+++ RECORD EXTRACTS +++
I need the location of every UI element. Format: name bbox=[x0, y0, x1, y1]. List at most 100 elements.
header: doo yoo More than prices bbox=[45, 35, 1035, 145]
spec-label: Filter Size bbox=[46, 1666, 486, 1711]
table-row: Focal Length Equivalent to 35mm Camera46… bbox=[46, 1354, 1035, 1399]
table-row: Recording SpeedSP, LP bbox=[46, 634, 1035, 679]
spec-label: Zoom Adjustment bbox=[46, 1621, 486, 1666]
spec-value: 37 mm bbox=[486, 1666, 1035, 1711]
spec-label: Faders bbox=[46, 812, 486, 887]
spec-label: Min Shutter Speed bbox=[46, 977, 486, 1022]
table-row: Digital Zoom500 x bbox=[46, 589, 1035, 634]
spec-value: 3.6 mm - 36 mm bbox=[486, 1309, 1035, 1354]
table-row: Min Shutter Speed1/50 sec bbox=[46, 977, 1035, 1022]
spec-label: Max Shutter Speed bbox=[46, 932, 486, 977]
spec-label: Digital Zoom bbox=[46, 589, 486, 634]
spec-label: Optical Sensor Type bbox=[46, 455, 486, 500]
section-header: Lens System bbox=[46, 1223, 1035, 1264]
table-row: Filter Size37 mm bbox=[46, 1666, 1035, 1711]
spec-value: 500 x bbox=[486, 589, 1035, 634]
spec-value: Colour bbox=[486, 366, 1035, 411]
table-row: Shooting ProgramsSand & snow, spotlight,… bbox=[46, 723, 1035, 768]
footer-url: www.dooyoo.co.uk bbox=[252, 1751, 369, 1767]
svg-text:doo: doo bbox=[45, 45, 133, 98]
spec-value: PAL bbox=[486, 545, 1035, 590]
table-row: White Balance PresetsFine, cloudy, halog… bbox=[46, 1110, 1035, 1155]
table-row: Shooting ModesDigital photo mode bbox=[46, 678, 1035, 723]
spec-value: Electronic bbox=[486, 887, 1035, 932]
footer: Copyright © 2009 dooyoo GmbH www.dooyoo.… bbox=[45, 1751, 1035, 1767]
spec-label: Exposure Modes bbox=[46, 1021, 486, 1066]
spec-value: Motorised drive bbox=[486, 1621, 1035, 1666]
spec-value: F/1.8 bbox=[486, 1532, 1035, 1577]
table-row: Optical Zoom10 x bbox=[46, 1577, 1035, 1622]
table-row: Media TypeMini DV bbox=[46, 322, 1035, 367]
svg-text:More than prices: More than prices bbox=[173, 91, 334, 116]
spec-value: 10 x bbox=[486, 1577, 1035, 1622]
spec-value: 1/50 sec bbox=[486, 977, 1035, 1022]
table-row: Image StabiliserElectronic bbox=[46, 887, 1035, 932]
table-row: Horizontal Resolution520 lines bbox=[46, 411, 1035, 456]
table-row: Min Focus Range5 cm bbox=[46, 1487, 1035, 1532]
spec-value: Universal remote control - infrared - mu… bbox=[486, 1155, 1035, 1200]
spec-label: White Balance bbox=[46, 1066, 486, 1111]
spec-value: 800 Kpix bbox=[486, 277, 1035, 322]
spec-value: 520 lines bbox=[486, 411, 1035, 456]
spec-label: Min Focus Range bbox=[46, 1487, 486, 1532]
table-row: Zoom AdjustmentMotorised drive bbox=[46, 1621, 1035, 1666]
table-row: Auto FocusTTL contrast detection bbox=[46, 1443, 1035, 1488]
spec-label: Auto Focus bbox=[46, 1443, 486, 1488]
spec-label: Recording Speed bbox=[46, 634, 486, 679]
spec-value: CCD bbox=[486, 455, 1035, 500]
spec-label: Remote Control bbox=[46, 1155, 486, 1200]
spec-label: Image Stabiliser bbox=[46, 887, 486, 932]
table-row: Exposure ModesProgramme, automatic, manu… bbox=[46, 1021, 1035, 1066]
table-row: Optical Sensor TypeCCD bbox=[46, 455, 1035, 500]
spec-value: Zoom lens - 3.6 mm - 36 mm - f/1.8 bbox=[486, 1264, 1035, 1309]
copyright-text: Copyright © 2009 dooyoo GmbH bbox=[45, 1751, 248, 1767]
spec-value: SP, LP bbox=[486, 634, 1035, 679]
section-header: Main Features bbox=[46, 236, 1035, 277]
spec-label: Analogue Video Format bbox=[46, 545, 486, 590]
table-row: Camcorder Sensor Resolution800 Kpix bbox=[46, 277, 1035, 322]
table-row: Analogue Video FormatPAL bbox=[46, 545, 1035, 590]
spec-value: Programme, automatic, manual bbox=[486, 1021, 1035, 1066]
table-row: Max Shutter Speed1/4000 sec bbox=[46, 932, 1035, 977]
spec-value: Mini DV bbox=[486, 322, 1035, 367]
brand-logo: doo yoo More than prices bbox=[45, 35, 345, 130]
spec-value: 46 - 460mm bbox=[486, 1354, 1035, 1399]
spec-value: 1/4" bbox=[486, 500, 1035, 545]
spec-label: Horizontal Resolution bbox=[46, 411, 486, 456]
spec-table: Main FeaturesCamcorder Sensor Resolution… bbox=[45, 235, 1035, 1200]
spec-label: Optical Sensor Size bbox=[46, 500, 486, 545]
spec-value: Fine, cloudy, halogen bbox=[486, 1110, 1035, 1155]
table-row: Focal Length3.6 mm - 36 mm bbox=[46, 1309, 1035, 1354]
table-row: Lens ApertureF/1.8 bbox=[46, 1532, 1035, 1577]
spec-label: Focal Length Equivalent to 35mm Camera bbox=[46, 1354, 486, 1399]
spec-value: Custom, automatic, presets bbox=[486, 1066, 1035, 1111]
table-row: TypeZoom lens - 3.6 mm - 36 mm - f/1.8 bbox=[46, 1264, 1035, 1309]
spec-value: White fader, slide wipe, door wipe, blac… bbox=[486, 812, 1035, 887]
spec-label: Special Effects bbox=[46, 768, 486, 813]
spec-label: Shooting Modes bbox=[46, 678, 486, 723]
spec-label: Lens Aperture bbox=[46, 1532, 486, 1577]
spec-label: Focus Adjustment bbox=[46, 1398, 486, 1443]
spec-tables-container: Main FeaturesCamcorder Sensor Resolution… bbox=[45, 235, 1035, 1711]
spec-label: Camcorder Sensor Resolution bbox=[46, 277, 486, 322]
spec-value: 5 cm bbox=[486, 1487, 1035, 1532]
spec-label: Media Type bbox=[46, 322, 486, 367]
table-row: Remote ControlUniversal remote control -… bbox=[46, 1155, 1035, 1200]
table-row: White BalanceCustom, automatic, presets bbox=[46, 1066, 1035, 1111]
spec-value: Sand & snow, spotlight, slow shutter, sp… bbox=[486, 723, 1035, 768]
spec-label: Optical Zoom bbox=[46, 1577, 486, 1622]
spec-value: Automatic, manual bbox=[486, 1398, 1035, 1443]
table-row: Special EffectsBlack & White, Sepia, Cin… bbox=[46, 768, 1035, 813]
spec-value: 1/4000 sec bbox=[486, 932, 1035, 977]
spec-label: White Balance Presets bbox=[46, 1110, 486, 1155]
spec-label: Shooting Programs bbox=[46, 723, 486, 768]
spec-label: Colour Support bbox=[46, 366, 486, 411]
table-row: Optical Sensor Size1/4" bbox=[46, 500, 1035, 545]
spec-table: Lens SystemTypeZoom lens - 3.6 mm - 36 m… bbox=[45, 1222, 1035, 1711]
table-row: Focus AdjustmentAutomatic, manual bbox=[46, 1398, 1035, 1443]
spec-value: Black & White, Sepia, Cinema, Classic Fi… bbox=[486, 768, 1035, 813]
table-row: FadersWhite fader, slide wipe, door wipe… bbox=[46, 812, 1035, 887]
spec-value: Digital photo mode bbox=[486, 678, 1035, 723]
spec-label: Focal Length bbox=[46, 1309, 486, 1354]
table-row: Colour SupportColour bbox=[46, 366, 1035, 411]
+++
- [EXERCISE PROMPT] Reproduce every line of the material above verbatim, without changing a character.

- [EXERCISE RESULT]
I need the location of every UI element. Format: name bbox=[x0, y0, x1, y1]. List at most 100 elements.
header: doo yoo More than prices bbox=[45, 35, 1035, 145]
spec-label: Filter Size bbox=[46, 1666, 486, 1711]
table-row: Focal Length Equivalent to 35mm Camera46… bbox=[46, 1354, 1035, 1399]
table-row: Recording SpeedSP, LP bbox=[46, 634, 1035, 679]
spec-label: Zoom Adjustment bbox=[46, 1621, 486, 1666]
spec-value: 37 mm bbox=[486, 1666, 1035, 1711]
spec-label: Faders bbox=[46, 812, 486, 887]
spec-label: Min Shutter Speed bbox=[46, 977, 486, 1022]
table-row: Digital Zoom500 x bbox=[46, 589, 1035, 634]
spec-value: 3.6 mm - 36 mm bbox=[486, 1309, 1035, 1354]
table-row: Min Shutter Speed1/50 sec bbox=[46, 977, 1035, 1022]
spec-label: Max Shutter Speed bbox=[46, 932, 486, 977]
spec-label: Digital Zoom bbox=[46, 589, 486, 634]
spec-label: Optical Sensor Type bbox=[46, 455, 486, 500]
section-header: Lens System bbox=[46, 1223, 1035, 1264]
table-row: Filter Size37 mm bbox=[46, 1666, 1035, 1711]
spec-value: 500 x bbox=[486, 589, 1035, 634]
spec-value: Colour bbox=[486, 366, 1035, 411]
table-row: Shooting ProgramsSand & snow, spotlight,… bbox=[46, 723, 1035, 768]
footer-url: www.dooyoo.co.uk bbox=[252, 1751, 369, 1767]
svg-text:doo: doo bbox=[45, 45, 133, 98]
spec-value: PAL bbox=[486, 545, 1035, 590]
table-row: White Balance PresetsFine, cloudy, halog… bbox=[46, 1110, 1035, 1155]
table-row: Shooting ModesDigital photo mode bbox=[46, 678, 1035, 723]
spec-value: Electronic bbox=[486, 887, 1035, 932]
footer: Copyright © 2009 dooyoo GmbH www.dooyoo.… bbox=[45, 1751, 1035, 1767]
spec-label: Exposure Modes bbox=[46, 1021, 486, 1066]
spec-value: Motorised drive bbox=[486, 1621, 1035, 1666]
spec-value: F/1.8 bbox=[486, 1532, 1035, 1577]
table-row: Optical Zoom10 x bbox=[46, 1577, 1035, 1622]
table-row: Media TypeMini DV bbox=[46, 322, 1035, 367]
svg-text:More than prices: More than prices bbox=[173, 91, 334, 116]
spec-value: 10 x bbox=[486, 1577, 1035, 1622]
spec-value: 1/50 sec bbox=[486, 977, 1035, 1022]
table-row: Image StabiliserElectronic bbox=[46, 887, 1035, 932]
table-row: Horizontal Resolution520 lines bbox=[46, 411, 1035, 456]
table-row: Min Focus Range5 cm bbox=[46, 1487, 1035, 1532]
spec-value: Universal remote control - infrared - mu… bbox=[486, 1155, 1035, 1200]
spec-label: White Balance bbox=[46, 1066, 486, 1111]
spec-value: 800 Kpix bbox=[486, 277, 1035, 322]
spec-value: 520 lines bbox=[486, 411, 1035, 456]
spec-label: Min Focus Range bbox=[46, 1487, 486, 1532]
table-row: Zoom AdjustmentMotorised drive bbox=[46, 1621, 1035, 1666]
table-row: Auto FocusTTL contrast detection bbox=[46, 1443, 1035, 1488]
spec-label: Auto Focus bbox=[46, 1443, 486, 1488]
spec-label: Recording Speed bbox=[46, 634, 486, 679]
spec-value: CCD bbox=[486, 455, 1035, 500]
spec-label: Remote Control bbox=[46, 1155, 486, 1200]
spec-label: Image Stabiliser bbox=[46, 887, 486, 932]
table-row: Exposure ModesProgramme, automatic, manu… bbox=[46, 1021, 1035, 1066]
table-row: Optical Sensor TypeCCD bbox=[46, 455, 1035, 500]
spec-value: Zoom lens - 3.6 mm - 36 mm - f/1.8 bbox=[486, 1264, 1035, 1309]
copyright-text: Copyright © 2009 dooyoo GmbH bbox=[45, 1751, 248, 1767]
spec-value: SP, LP bbox=[486, 634, 1035, 679]
section-header: Main Features bbox=[46, 236, 1035, 277]
spec-label: Analogue Video Format bbox=[46, 545, 486, 590]
table-row: Camcorder Sensor Resolution800 Kpix bbox=[46, 277, 1035, 322]
table-row: Analogue Video FormatPAL bbox=[46, 545, 1035, 590]
spec-value: Programme, automatic, manual bbox=[486, 1021, 1035, 1066]
table-row: Max Shutter Speed1/4000 sec bbox=[46, 932, 1035, 977]
spec-value: Mini DV bbox=[486, 322, 1035, 367]
brand-logo: doo yoo More than prices bbox=[45, 35, 345, 130]
spec-value: 46 - 460mm bbox=[486, 1354, 1035, 1399]
spec-value: 1/4" bbox=[486, 500, 1035, 545]
spec-label: Horizontal Resolution bbox=[46, 411, 486, 456]
spec-table: Main FeaturesCamcorder Sensor Resolution… bbox=[45, 235, 1035, 1200]
spec-label: Optical Sensor Size bbox=[46, 500, 486, 545]
spec-value: Fine, cloudy, halogen bbox=[486, 1110, 1035, 1155]
table-row: Focal Length3.6 mm - 36 mm bbox=[46, 1309, 1035, 1354]
table-row: Lens ApertureF/1.8 bbox=[46, 1532, 1035, 1577]
spec-label: Focal Length Equivalent to 35mm Camera bbox=[46, 1354, 486, 1399]
spec-value: Custom, automatic, presets bbox=[486, 1066, 1035, 1111]
table-row: TypeZoom lens - 3.6 mm - 36 mm - f/1.8 bbox=[46, 1264, 1035, 1309]
spec-value: White fader, slide wipe, door wipe, blac… bbox=[486, 812, 1035, 887]
spec-label: Special Effects bbox=[46, 768, 486, 813]
spec-label: Shooting Modes bbox=[46, 678, 486, 723]
spec-label: Lens Aperture bbox=[46, 1532, 486, 1577]
spec-label: Focus Adjustment bbox=[46, 1398, 486, 1443]
spec-tables-container: Main FeaturesCamcorder Sensor Resolution… bbox=[45, 235, 1035, 1711]
spec-label: Camcorder Sensor Resolution bbox=[46, 277, 486, 322]
spec-value: 5 cm bbox=[486, 1487, 1035, 1532]
spec-label: Media Type bbox=[46, 322, 486, 367]
table-row: Remote ControlUniversal remote control -… bbox=[46, 1155, 1035, 1200]
table-row: White BalanceCustom, automatic, presets bbox=[46, 1066, 1035, 1111]
spec-value: Sand & snow, spotlight, slow shutter, sp… bbox=[486, 723, 1035, 768]
spec-label: Optical Zoom bbox=[46, 1577, 486, 1622]
spec-value: Automatic, manual bbox=[486, 1398, 1035, 1443]
table-row: Special EffectsBlack & White, Sepia, Cin… bbox=[46, 768, 1035, 813]
spec-value: 1/4000 sec bbox=[486, 932, 1035, 977]
spec-label: White Balance Presets bbox=[46, 1110, 486, 1155]
spec-label: Shooting Programs bbox=[46, 723, 486, 768]
spec-label: Colour Support bbox=[46, 366, 486, 411]
table-row: Optical Sensor Size1/4" bbox=[46, 500, 1035, 545]
spec-table: Lens SystemTypeZoom lens - 3.6 mm - 36 m… bbox=[45, 1222, 1035, 1711]
table-row: Focus AdjustmentAutomatic, manual bbox=[46, 1398, 1035, 1443]
spec-value: Black & White, Sepia, Cinema, Classic Fi… bbox=[486, 768, 1035, 813]
table-row: FadersWhite fader, slide wipe, door wipe… bbox=[46, 812, 1035, 887]
spec-value: Digital photo mode bbox=[486, 678, 1035, 723]
spec-label: Focal Length bbox=[46, 1309, 486, 1354]
table-row: Colour SupportColour bbox=[46, 366, 1035, 411]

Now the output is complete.